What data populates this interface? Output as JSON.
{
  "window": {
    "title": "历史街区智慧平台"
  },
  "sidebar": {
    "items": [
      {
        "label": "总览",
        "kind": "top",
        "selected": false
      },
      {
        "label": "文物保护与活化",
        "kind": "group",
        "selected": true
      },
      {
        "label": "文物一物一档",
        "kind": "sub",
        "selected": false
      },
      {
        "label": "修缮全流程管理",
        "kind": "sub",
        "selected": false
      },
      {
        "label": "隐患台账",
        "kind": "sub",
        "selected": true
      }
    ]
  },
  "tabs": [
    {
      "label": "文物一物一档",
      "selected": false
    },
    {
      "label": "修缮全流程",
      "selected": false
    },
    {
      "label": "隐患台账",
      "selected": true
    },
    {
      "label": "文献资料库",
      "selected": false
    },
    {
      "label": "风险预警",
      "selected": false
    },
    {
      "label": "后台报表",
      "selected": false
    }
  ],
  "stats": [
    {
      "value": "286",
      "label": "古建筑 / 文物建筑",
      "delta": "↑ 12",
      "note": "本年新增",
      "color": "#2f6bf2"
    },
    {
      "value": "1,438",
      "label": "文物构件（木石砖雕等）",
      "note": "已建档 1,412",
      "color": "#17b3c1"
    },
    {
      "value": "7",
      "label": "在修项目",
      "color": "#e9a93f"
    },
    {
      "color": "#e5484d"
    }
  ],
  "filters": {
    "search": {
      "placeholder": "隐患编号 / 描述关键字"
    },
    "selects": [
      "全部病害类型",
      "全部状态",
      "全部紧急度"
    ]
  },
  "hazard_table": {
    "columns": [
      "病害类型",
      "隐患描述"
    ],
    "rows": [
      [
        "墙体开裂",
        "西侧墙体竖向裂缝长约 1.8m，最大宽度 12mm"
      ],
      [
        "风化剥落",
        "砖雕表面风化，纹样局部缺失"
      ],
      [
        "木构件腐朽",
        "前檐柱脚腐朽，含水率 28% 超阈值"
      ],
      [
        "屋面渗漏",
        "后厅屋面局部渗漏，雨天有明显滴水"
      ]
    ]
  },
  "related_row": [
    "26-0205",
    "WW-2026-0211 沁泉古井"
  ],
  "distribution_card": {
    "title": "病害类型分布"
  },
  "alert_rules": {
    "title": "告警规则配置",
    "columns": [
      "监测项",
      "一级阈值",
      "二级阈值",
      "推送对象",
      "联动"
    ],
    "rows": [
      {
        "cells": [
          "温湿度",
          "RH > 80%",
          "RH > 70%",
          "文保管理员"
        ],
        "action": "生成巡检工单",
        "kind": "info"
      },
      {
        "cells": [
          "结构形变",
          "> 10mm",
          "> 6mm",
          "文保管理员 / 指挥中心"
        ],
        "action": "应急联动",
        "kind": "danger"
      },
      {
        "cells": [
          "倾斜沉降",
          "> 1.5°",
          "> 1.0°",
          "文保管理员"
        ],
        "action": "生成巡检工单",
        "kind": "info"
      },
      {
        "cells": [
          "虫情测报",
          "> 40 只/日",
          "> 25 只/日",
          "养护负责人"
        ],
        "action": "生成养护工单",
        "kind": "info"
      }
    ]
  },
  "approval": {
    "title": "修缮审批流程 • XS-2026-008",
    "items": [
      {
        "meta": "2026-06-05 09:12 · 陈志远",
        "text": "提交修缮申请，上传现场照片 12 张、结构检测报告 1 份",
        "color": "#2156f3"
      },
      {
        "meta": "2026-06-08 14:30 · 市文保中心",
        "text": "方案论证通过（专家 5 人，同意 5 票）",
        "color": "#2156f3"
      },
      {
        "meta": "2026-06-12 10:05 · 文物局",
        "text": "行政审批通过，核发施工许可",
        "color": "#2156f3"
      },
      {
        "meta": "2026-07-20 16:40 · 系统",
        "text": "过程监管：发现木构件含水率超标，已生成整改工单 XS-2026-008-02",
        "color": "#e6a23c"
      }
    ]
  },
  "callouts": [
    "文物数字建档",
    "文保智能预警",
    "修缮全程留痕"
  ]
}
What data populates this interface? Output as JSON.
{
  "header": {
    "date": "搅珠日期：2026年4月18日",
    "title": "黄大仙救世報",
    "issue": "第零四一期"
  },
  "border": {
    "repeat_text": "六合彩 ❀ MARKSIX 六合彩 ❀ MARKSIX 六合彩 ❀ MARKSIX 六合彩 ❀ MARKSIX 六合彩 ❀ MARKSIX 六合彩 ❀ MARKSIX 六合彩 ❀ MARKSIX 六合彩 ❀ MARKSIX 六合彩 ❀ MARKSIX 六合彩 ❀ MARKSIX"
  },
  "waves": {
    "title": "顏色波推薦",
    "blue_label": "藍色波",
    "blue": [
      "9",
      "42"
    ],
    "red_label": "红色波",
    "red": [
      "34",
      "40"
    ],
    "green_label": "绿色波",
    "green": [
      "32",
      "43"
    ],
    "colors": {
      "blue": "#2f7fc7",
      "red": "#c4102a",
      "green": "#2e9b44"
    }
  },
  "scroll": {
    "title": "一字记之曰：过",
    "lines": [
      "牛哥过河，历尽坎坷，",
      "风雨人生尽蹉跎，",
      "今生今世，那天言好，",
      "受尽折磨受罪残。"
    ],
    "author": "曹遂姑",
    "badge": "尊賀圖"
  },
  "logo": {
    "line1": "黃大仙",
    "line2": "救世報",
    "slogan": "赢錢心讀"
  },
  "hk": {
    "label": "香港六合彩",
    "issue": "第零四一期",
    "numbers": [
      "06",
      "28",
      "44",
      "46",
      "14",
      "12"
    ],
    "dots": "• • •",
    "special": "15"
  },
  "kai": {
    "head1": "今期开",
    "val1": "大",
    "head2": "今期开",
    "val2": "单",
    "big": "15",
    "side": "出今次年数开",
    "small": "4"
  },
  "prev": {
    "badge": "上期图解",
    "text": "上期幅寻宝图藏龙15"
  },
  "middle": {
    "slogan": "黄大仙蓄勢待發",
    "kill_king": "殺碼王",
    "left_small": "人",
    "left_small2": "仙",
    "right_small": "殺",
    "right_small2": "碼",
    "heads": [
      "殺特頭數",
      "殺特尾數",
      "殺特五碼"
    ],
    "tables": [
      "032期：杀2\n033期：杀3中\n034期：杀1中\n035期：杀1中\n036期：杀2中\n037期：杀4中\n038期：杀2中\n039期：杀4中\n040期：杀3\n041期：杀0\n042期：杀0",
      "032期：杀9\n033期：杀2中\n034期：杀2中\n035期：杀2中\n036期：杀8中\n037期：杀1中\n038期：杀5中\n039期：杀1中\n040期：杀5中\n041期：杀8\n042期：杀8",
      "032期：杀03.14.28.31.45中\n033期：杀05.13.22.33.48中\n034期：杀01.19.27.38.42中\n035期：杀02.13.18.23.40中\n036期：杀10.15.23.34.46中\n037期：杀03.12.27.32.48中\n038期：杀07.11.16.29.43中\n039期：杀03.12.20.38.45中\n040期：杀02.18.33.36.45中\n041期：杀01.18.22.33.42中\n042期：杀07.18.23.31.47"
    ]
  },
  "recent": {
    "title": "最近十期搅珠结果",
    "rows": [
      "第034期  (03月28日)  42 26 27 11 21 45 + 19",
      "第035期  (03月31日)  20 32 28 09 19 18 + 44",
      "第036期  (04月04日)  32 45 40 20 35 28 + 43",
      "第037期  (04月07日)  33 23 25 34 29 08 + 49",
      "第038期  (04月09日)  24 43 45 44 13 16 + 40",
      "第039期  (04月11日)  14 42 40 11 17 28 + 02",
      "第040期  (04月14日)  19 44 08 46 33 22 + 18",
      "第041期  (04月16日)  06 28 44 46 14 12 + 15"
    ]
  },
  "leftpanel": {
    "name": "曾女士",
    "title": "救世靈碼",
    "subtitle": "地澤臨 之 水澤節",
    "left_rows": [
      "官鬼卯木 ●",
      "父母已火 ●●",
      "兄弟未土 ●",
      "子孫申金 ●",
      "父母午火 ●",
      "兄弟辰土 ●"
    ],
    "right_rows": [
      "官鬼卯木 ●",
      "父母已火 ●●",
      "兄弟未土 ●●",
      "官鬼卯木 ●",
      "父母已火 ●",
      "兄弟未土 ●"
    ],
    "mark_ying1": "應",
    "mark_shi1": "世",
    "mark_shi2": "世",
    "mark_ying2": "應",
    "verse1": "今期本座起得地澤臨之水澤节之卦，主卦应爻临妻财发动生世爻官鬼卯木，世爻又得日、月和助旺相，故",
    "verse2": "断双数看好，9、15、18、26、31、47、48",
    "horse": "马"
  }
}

+===+

> _Task description_
Look through the entries above and report each line where the string "action" occurs.

> _Complete output_
        "action": "生成巡检工单",
        "action": "应急联动",
        "action": "生成巡检工单",
        "action": "生成养护工单",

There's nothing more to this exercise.